- **GIVEN INFORMATION**

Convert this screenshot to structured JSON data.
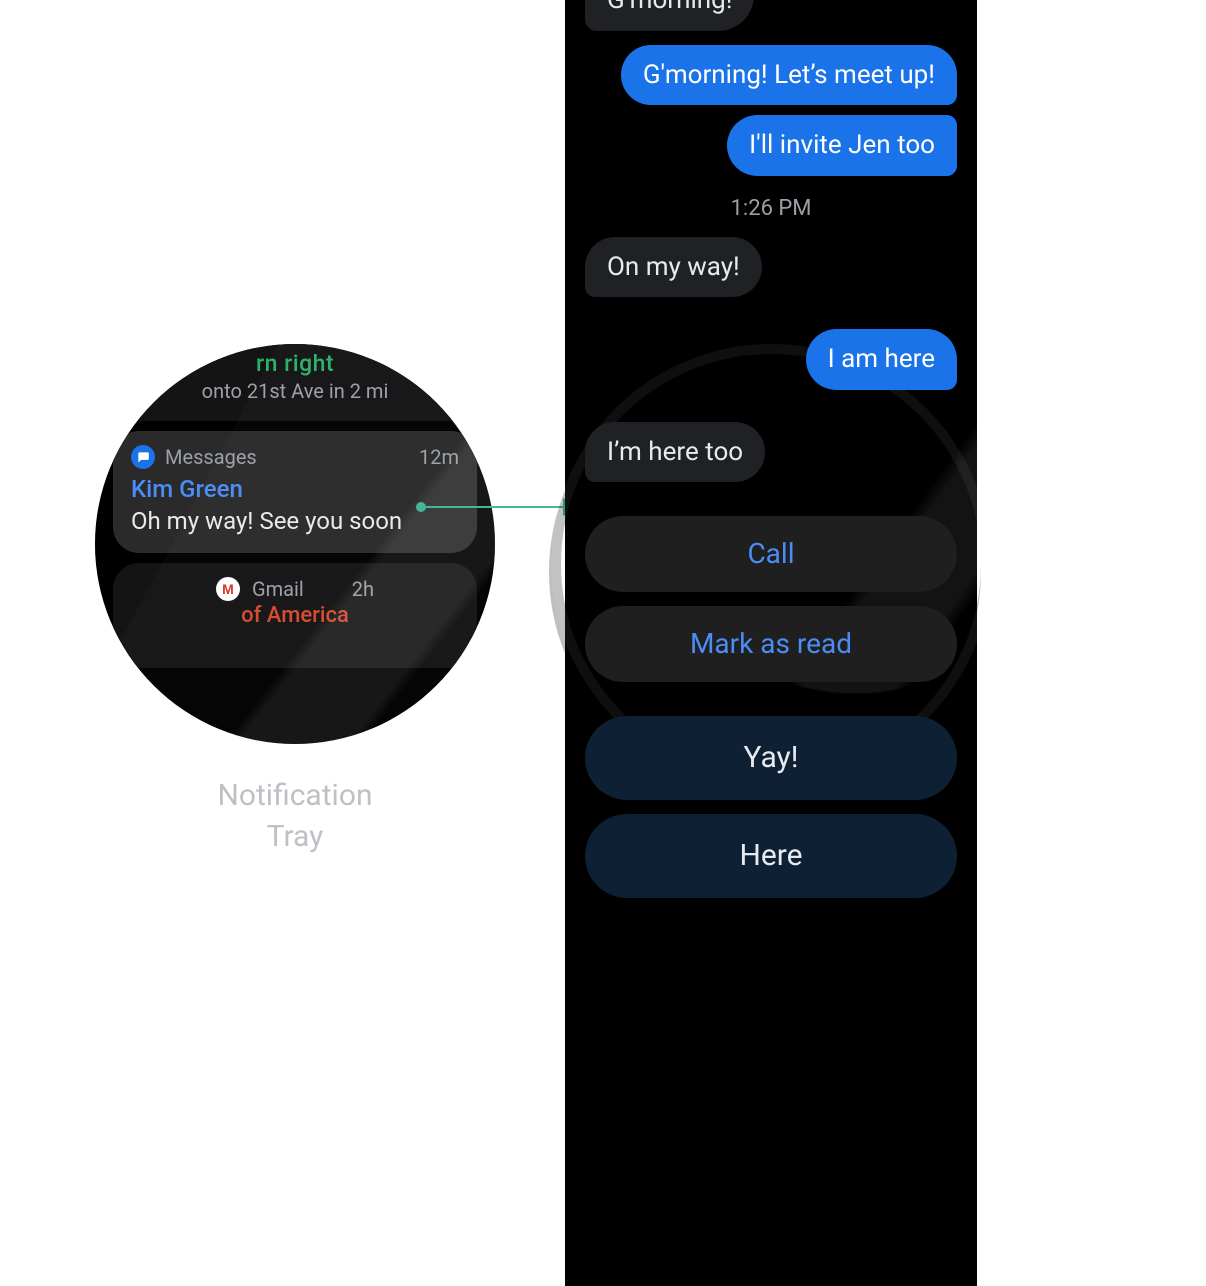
{
  "caption": "Notification Tray",
  "notifications": {
    "maps": {
      "line1_fragment": "rn right",
      "line2": "onto 21st Ave in 2 mi"
    },
    "messages": {
      "app": "Messages",
      "age": "12m",
      "sender": "Kim Green",
      "body": "Oh my way! See you soon"
    },
    "gmail": {
      "app": "Gmail",
      "age": "2h",
      "sender_fragment": "of America"
    }
  },
  "conversation": {
    "messages": [
      {
        "side": "in",
        "text": "G’morning!"
      },
      {
        "side": "out",
        "text": "G'morning! Let’s meet up!"
      },
      {
        "side": "out",
        "text": "I'll invite Jen too"
      }
    ],
    "timestamp": "1:26 PM",
    "messages2": [
      {
        "side": "in",
        "text": "On my way!"
      },
      {
        "side": "out",
        "text": "I am here"
      },
      {
        "side": "in",
        "text": "I’m here too"
      }
    ],
    "actions": [
      {
        "label": "Call"
      },
      {
        "label": "Mark as read"
      }
    ],
    "suggestions": [
      {
        "label": "Yay!"
      },
      {
        "label": "Here"
      }
    ]
  },
  "colors": {
    "link_blue": "#4b8cf5",
    "bubble_out": "#1a73e8",
    "bubble_in": "#202124",
    "suggest_bg": "#0d2034",
    "maps_green": "#29b06a",
    "gmail_red": "#d7482e"
  }
}
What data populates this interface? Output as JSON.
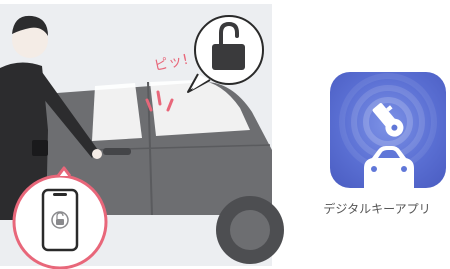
{
  "sound_effect": "ピッ!",
  "app": {
    "label": "デジタルキーアプリ",
    "icon": "key-car-icon",
    "gradient": [
      "#7d92e6",
      "#4a5cc1"
    ]
  },
  "icons": {
    "lock": "unlock-padlock-icon",
    "phone": "smartphone-unlock-icon"
  },
  "colors": {
    "car": "#6d6e71",
    "background_panel": "#eceef1",
    "accent_pink": "#e8677a",
    "app_blue": "#5a6fd3"
  }
}
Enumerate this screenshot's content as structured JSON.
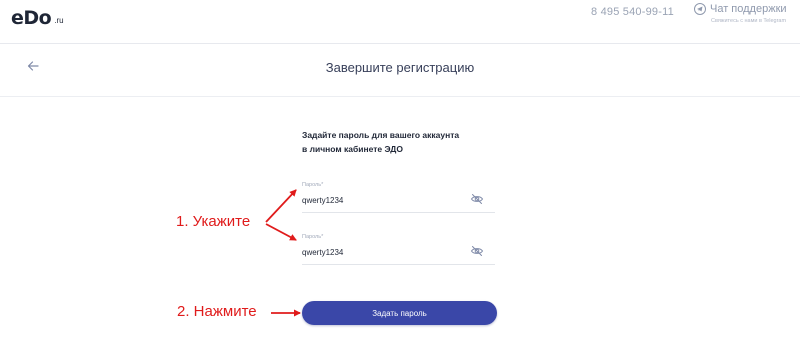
{
  "header": {
    "logo_mark": "eDo",
    "logo_suffix": ".ru",
    "phone": "8 495 540-99-11",
    "support_label": "Чат поддержки",
    "support_sub": "Свяжитесь с нами в Telegram"
  },
  "page": {
    "title": "Завершите регистрацию"
  },
  "form": {
    "description_line1": "Задайте пароль для вашего аккаунта",
    "description_line2": "в личном кабинете ЭДО",
    "fields": [
      {
        "label": "Пароль*",
        "value": "qwerty1234"
      },
      {
        "label": "Пароль*",
        "value": "qwerty1234"
      }
    ],
    "submit_label": "Задать пароль"
  },
  "annotations": {
    "step1": "1. Укажите",
    "step2": "2. Нажмите"
  },
  "colors": {
    "accent": "#3a47a8",
    "annotation": "#e01b1b"
  },
  "icons": {
    "back": "arrow-left-icon",
    "support": "telegram-icon",
    "password_toggle": "eye-off-icon"
  }
}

- **WORK TO COMPLETE**
From the line containing "Enumerate this screenshot's" to the end of the data above, give those lines again verbatim, with both endpoints included and no images.

- **REPLY TO THE EXERCISE**
Enumerate this screenshot's content as structured JSON.
{
  "header": {
    "logo_mark": "eDo",
    "logo_suffix": ".ru",
    "phone": "8 495 540-99-11",
    "support_label": "Чат поддержки",
    "support_sub": "Свяжитесь с нами в Telegram"
  },
  "page": {
    "title": "Завершите регистрацию"
  },
  "form": {
    "description_line1": "Задайте пароль для вашего аккаунта",
    "description_line2": "в личном кабинете ЭДО",
    "fields": [
      {
        "label": "Пароль*",
        "value": "qwerty1234"
      },
      {
        "label": "Пароль*",
        "value": "qwerty1234"
      }
    ],
    "submit_label": "Задать пароль"
  },
  "annotations": {
    "step1": "1. Укажите",
    "step2": "2. Нажмите"
  },
  "colors": {
    "accent": "#3a47a8",
    "annotation": "#e01b1b"
  },
  "icons": {
    "back": "arrow-left-icon",
    "support": "telegram-icon",
    "password_toggle": "eye-off-icon"
  }
}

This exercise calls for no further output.